[Dataset items]
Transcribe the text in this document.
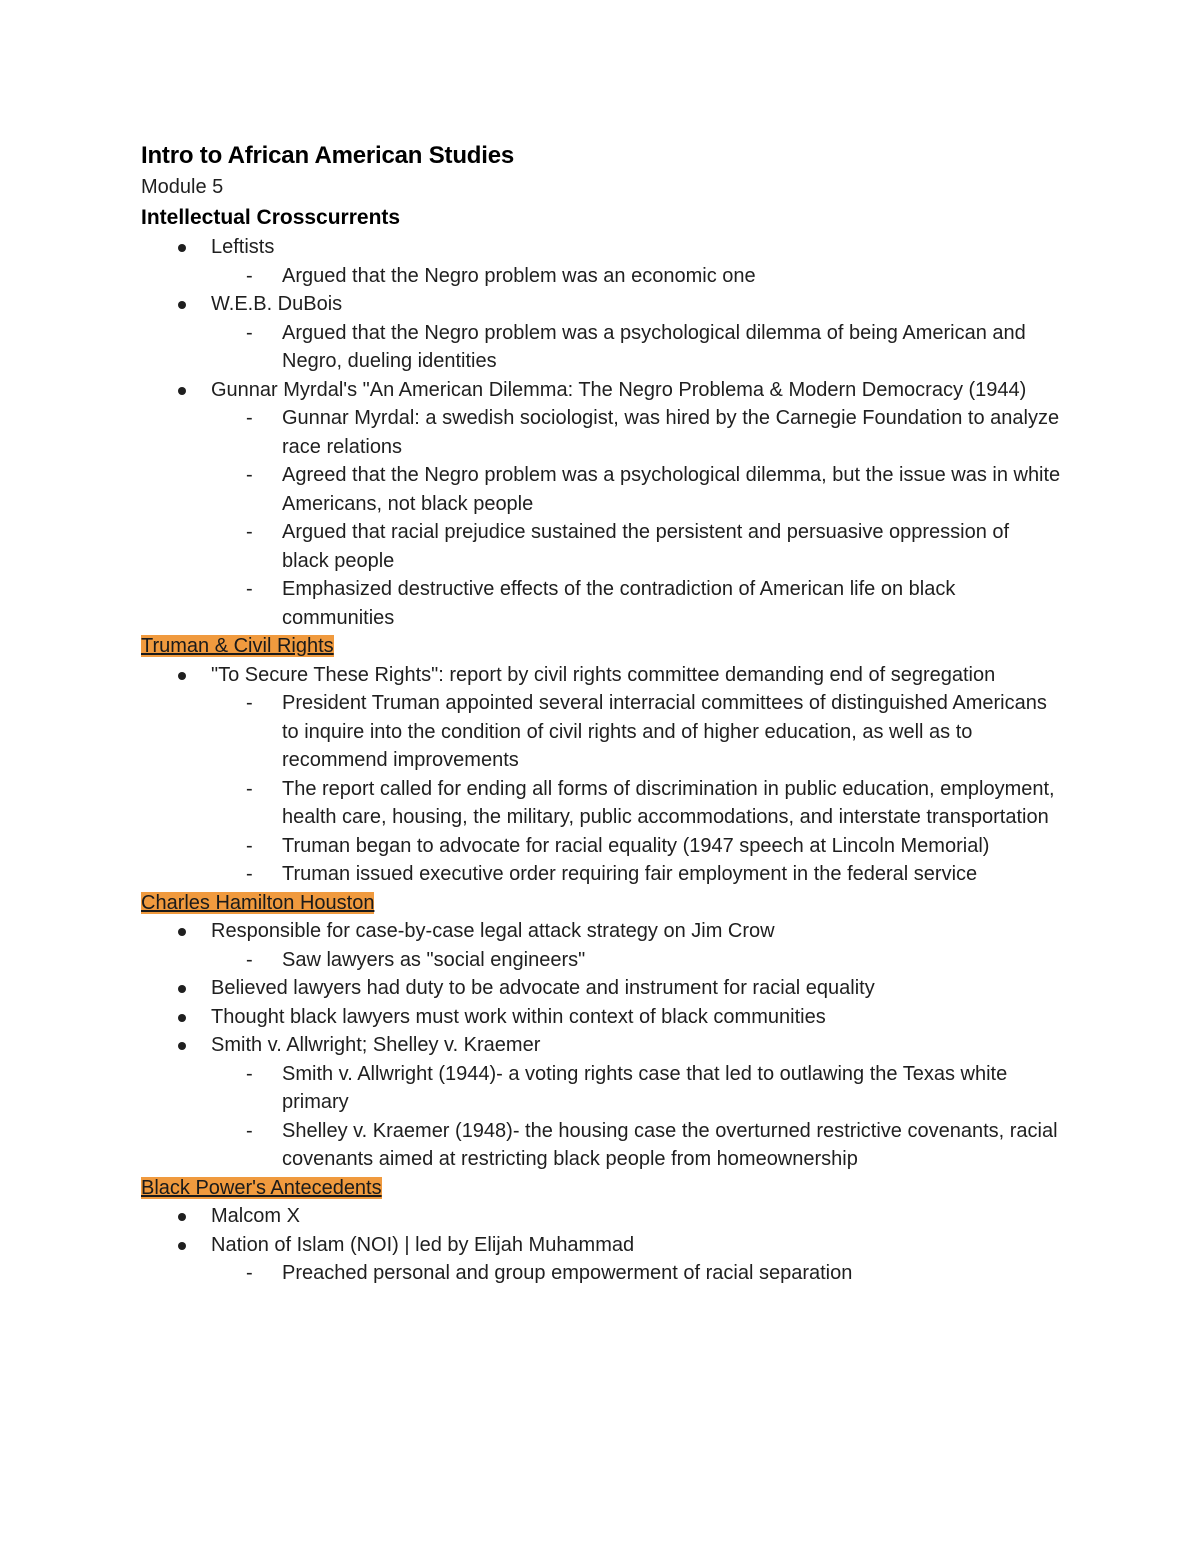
Intro to African American Studies

Module 5

Intellectual Crosscurrents
Leftists
- Argued that the Negro problem was an economic one
W.E.B. DuBois
- Argued that the Negro problem was a psychological dilemma of being American and Negro, dueling identities
Gunnar Myrdal's "An American Dilemma: The Negro Problema & Modern Democracy (1944)
- Gunnar Myrdal: a swedish sociologist, was hired by the Carnegie Foundation to analyze race relations
- Agreed that the Negro problem was a psychological dilemma, but the issue was in white Americans, not black people
- Argued that racial prejudice sustained the persistent and persuasive oppression of black people
- Emphasized destructive effects of the contradiction of American life on black communities

Truman & Civil Rights

"To Secure These Rights": report by civil rights committee demanding end of segregation
- President Truman appointed several interracial committees of distinguished Americans to inquire into the condition of civil rights and of higher education, as well as to recommend improvements
- The report called for ending all forms of discrimination in public education, employment, health care, housing, the military, public accommodations, and interstate transportation
- Truman began to advocate for racial equality (1947 speech at Lincoln Memorial)
- Truman issued executive order requiring fair employment in the federal service

Charles Hamilton Houston

Responsible for case-by-case legal attack strategy on Jim Crow
- Saw lawyers as "social engineers"
Believed lawyers had duty to be advocate and instrument for racial equality
Thought black lawyers must work within context of black communities
Smith v. Allwright; Shelley v. Kraemer
- Smith v. Allwright (1944)- a voting rights case that led to outlawing the Texas white primary
- Shelley v. Kraemer (1948)- the housing case the overturned restrictive covenants, racial covenants aimed at restricting black people from homeownership

Black Power's Antecedents

Malcom X
Nation of Islam (NOI) | led by Elijah Muhammad
- Preached personal and group empowerment of racial separation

What to work on »
Repeat verbatim all the material, but not the pictures.

Output for this exercise »
Transcribe the text in this document.
Intro to African American Studies

Module 5

Intellectual Crosscurrents
Leftists
- Argued that the Negro problem was an economic one
W.E.B. DuBois
- Argued that the Negro problem was a psychological dilemma of being American and Negro, dueling identities
Gunnar Myrdal's "An American Dilemma: The Negro Problema & Modern Democracy (1944)
- Gunnar Myrdal: a swedish sociologist, was hired by the Carnegie Foundation to analyze race relations
- Agreed that the Negro problem was a psychological dilemma, but the issue was in white Americans, not black people
- Argued that racial prejudice sustained the persistent and persuasive oppression of black people
- Emphasized destructive effects of the contradiction of American life on black communities

Truman & Civil Rights

"To Secure These Rights": report by civil rights committee demanding end of segregation
- President Truman appointed several interracial committees of distinguished Americans to inquire into the condition of civil rights and of higher education, as well as to recommend improvements
- The report called for ending all forms of discrimination in public education, employment, health care, housing, the military, public accommodations, and interstate transportation
- Truman began to advocate for racial equality (1947 speech at Lincoln Memorial)
- Truman issued executive order requiring fair employment in the federal service

Charles Hamilton Houston

Responsible for case-by-case legal attack strategy on Jim Crow
- Saw lawyers as "social engineers"
Believed lawyers had duty to be advocate and instrument for racial equality
Thought black lawyers must work within context of black communities
Smith v. Allwright; Shelley v. Kraemer
- Smith v. Allwright (1944)- a voting rights case that led to outlawing the Texas white primary
- Shelley v. Kraemer (1948)- the housing case the overturned restrictive covenants, racial covenants aimed at restricting black people from homeownership

Black Power's Antecedents

Malcom X
Nation of Islam (NOI) | led by Elijah Muhammad
- Preached personal and group empowerment of racial separation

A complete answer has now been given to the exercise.